━━ Entries shown

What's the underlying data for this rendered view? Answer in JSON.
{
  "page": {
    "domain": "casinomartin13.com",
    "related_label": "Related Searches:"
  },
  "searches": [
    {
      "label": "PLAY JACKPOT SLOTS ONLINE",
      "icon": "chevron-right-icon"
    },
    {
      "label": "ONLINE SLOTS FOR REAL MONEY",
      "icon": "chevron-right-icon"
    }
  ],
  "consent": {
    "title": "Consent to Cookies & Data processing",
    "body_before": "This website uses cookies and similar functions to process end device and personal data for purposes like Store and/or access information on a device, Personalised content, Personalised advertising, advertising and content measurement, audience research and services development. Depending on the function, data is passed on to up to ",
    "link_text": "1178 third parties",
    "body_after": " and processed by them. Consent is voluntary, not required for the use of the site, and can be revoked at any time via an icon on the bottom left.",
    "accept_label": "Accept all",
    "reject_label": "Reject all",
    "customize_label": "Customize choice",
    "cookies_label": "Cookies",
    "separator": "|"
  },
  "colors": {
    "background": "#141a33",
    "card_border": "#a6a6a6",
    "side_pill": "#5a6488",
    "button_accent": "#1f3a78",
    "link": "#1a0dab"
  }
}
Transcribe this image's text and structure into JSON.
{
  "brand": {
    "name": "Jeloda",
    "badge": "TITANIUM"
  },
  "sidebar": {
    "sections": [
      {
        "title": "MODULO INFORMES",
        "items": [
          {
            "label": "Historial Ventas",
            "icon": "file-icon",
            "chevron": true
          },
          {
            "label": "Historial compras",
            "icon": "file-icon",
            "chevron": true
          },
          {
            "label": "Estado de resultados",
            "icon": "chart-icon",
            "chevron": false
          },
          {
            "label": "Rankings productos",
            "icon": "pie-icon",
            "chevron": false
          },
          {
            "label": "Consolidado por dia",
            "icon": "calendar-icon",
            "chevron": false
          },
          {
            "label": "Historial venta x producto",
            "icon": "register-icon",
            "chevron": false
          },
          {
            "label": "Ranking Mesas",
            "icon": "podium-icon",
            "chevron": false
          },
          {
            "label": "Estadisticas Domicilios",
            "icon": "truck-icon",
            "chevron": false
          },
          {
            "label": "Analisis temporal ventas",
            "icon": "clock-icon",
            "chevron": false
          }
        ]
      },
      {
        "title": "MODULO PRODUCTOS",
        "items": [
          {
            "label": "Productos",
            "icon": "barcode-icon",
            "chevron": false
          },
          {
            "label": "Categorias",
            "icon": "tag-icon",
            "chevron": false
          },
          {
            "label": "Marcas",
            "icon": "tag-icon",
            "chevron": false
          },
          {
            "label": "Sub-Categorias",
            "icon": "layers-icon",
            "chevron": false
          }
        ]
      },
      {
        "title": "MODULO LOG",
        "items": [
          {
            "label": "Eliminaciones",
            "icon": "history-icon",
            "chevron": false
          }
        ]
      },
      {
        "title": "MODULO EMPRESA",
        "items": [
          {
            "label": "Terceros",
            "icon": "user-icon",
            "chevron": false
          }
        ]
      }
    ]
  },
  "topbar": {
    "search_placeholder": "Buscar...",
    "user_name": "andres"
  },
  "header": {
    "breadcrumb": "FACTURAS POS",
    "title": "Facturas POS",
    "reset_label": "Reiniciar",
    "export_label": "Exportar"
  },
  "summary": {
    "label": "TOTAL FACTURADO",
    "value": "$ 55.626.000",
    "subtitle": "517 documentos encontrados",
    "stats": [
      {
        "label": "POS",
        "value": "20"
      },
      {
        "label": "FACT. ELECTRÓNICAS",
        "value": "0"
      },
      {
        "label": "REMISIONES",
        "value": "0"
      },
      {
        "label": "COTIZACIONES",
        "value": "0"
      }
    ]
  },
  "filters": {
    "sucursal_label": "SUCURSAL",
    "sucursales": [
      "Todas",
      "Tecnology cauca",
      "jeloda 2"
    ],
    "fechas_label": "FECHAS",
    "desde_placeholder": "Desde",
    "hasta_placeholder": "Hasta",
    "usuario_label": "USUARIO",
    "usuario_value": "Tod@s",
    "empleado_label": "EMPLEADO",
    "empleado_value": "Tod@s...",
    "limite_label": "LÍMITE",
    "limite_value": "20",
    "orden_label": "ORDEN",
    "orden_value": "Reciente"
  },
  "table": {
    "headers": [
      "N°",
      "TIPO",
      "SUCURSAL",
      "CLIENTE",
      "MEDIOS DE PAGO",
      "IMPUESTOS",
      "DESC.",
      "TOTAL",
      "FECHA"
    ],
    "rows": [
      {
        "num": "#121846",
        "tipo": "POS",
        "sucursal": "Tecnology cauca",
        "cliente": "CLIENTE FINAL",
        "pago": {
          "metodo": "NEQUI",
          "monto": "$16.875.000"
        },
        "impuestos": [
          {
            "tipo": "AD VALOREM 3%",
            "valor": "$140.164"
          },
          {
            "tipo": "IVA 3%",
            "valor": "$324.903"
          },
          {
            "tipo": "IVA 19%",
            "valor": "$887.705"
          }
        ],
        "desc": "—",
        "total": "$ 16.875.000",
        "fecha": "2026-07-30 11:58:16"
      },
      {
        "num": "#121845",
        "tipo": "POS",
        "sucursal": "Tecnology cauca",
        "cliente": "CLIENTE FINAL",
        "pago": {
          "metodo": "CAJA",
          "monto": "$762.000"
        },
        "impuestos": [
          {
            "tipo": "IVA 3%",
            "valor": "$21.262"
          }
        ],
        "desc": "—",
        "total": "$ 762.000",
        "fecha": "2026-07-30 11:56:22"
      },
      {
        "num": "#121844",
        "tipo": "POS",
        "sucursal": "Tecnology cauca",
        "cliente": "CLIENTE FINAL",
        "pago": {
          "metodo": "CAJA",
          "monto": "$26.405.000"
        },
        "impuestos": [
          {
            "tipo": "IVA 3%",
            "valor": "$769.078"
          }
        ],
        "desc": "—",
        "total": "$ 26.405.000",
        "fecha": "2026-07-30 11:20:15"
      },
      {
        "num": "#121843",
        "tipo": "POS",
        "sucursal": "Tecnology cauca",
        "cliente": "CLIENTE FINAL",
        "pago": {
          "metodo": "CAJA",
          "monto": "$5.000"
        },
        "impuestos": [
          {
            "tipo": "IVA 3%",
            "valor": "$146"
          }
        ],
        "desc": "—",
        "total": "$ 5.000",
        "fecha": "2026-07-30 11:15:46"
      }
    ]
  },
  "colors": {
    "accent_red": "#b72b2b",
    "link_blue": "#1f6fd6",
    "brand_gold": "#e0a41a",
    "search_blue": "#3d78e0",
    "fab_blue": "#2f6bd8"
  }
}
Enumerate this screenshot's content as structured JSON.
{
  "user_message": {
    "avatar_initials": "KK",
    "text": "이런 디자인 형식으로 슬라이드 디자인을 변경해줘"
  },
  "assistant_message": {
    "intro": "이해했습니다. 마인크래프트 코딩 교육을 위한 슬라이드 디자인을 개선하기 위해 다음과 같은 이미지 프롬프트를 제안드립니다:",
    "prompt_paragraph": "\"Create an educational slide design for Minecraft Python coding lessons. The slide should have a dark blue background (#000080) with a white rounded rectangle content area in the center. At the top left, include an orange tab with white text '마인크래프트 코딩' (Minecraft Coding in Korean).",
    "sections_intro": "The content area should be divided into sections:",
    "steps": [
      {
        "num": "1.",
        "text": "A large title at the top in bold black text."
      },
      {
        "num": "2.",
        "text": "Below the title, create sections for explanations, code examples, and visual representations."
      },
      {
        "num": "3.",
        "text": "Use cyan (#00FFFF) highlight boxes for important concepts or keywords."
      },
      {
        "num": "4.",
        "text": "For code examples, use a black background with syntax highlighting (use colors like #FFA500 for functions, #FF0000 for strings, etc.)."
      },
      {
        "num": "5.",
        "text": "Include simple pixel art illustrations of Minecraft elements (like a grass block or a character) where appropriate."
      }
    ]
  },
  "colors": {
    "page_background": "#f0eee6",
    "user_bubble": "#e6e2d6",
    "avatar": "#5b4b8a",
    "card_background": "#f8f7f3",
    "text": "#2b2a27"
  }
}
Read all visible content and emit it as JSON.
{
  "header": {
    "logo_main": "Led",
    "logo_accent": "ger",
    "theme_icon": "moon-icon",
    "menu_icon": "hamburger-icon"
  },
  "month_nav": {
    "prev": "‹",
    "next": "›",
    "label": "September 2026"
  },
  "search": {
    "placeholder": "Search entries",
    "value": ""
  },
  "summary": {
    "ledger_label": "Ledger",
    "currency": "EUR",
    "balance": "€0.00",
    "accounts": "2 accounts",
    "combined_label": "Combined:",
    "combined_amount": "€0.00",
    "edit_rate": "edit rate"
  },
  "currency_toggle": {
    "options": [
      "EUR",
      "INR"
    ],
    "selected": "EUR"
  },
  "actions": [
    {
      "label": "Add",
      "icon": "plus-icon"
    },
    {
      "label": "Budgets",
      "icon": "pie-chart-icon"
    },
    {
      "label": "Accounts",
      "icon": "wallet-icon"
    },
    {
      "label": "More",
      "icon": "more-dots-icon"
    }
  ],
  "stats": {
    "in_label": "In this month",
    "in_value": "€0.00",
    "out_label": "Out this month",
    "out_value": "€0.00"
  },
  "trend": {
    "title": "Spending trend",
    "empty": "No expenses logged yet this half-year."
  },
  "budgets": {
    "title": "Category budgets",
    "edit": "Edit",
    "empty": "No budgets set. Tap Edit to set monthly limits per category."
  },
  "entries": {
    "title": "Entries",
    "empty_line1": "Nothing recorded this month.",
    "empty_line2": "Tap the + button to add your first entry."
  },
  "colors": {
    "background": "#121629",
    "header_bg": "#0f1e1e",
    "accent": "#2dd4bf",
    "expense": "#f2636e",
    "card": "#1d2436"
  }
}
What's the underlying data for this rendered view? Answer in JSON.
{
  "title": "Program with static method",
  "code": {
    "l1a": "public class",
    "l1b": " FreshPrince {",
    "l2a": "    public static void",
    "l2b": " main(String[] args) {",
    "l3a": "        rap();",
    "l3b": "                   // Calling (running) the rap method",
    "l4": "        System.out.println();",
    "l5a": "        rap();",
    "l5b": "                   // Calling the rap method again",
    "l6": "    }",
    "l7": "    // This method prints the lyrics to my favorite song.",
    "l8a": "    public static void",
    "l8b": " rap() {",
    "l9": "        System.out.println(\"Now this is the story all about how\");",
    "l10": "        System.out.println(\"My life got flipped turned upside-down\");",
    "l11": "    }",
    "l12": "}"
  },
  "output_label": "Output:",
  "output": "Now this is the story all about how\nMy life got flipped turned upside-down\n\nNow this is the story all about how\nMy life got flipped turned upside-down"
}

━━━━

**What needs to be done:**
Find every line with "black" in the listing and state how many there are, nothing else.

**Written solution:**
2